* START *

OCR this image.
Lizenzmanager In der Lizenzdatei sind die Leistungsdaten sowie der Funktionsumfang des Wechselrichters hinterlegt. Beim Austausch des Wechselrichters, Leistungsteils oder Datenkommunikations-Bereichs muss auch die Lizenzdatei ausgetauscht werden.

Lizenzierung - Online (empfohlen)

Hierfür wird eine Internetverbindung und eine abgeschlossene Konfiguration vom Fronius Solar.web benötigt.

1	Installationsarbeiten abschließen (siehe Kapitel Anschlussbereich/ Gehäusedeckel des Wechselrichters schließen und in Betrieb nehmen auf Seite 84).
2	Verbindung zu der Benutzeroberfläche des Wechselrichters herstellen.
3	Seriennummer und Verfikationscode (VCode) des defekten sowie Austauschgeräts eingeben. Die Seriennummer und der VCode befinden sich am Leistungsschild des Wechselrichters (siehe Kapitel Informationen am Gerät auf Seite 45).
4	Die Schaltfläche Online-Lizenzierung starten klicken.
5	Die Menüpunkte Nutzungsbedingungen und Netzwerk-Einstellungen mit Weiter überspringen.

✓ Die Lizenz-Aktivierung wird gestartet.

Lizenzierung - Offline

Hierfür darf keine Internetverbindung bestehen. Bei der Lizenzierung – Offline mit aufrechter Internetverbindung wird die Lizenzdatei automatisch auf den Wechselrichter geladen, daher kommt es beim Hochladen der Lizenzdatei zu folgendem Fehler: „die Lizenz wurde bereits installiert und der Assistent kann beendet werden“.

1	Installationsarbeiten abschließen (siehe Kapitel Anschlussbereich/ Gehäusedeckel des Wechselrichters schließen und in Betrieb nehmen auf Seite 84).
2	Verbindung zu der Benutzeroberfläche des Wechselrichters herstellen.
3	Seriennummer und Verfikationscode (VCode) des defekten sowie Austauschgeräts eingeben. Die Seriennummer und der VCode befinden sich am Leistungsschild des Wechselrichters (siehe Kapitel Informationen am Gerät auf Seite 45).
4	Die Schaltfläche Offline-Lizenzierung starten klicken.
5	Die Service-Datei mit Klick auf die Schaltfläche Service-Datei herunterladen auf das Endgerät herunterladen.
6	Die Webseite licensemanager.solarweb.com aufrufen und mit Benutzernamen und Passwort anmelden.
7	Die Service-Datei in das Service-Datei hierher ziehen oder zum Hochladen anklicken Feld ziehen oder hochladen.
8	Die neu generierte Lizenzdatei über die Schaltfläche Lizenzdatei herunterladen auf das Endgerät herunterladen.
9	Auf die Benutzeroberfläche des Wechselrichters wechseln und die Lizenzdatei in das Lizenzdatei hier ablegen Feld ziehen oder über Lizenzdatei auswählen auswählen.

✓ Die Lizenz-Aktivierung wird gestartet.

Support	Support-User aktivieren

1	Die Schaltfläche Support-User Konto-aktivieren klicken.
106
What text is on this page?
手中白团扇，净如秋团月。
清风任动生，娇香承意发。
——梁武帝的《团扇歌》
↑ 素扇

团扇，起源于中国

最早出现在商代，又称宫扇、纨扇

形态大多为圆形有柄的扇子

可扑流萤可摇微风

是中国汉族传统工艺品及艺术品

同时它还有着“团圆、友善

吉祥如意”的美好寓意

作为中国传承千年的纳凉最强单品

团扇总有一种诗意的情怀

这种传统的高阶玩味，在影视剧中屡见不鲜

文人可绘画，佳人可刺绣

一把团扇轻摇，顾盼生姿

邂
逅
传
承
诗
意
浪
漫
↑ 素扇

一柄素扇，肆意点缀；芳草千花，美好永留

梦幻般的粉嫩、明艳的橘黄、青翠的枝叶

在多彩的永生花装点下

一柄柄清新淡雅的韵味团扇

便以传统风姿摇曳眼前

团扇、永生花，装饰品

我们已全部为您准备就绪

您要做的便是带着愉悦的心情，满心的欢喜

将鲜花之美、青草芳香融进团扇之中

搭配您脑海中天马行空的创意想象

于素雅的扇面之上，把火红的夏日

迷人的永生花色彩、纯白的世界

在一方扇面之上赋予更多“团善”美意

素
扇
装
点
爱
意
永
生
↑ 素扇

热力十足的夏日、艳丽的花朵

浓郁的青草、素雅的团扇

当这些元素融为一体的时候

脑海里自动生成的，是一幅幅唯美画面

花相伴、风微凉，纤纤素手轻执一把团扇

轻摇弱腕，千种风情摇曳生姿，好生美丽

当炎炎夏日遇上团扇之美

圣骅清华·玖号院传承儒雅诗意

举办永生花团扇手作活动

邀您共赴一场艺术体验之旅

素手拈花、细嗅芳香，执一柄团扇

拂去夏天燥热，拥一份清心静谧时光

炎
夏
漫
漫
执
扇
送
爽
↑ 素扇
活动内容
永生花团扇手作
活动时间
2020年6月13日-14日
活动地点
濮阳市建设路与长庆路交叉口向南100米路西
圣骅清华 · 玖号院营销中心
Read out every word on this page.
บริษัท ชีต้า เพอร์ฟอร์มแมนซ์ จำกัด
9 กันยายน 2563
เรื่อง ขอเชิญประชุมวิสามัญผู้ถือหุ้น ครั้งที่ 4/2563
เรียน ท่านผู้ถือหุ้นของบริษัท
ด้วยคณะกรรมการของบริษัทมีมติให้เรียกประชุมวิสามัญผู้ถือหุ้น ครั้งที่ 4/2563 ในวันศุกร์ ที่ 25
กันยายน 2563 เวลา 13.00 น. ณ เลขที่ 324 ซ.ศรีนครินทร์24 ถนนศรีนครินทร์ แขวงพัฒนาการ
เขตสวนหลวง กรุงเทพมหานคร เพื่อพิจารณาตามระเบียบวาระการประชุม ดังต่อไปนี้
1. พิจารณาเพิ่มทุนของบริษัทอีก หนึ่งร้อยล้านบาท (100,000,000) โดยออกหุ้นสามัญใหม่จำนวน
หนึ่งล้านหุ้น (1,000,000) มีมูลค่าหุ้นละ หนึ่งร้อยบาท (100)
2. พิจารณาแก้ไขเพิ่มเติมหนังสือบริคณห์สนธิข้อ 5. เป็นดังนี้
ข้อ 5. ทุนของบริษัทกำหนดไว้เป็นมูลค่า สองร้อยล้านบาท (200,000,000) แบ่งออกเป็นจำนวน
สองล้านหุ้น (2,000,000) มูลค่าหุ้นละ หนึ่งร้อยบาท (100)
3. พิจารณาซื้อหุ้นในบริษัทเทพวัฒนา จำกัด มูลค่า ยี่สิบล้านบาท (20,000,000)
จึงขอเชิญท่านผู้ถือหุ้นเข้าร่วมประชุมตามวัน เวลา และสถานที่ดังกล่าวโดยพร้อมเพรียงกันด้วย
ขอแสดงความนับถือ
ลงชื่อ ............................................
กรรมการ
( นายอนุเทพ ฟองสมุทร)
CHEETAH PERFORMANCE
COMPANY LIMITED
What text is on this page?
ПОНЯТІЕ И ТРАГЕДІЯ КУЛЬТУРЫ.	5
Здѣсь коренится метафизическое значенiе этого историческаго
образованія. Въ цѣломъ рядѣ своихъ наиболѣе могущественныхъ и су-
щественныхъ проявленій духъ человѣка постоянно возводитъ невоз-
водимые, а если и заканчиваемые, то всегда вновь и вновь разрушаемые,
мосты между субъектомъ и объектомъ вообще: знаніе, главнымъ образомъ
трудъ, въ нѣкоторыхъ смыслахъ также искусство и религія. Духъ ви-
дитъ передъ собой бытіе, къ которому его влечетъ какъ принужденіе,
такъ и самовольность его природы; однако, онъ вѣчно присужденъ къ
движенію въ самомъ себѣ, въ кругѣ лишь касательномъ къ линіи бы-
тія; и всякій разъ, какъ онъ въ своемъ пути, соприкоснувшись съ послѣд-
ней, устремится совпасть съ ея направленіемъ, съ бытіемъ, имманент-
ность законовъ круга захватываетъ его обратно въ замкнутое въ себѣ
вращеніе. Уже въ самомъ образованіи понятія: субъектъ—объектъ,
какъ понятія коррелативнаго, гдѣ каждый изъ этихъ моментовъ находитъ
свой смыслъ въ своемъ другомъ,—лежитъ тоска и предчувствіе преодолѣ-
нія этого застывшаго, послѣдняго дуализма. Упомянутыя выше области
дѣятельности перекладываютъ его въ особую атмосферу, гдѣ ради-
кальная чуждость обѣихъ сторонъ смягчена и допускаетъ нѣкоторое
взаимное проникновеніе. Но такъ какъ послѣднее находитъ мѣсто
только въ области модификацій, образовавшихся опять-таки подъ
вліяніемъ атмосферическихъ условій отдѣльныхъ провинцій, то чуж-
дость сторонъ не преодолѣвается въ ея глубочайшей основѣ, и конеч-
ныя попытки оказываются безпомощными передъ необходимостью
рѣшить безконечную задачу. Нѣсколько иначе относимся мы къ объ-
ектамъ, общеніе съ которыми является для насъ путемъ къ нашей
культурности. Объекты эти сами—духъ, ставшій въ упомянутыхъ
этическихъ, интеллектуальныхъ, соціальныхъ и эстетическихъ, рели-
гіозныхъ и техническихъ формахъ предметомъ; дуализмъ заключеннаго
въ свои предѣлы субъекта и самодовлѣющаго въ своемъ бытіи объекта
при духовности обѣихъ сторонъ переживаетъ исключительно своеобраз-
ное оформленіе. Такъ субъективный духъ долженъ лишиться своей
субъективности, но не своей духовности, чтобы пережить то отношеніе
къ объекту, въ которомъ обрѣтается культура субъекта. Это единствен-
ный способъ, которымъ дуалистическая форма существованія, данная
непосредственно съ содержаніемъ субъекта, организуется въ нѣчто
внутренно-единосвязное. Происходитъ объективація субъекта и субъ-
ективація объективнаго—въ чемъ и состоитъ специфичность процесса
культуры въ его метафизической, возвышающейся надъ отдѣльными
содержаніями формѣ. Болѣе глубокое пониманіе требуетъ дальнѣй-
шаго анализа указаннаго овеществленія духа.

* END *

### Problem requirements
In the entries above, identify every line with the string "Support".

### Task solution
Support	Support-User aktivieren
1	Die Schaltfläche Support-User Konto-aktivieren klicken.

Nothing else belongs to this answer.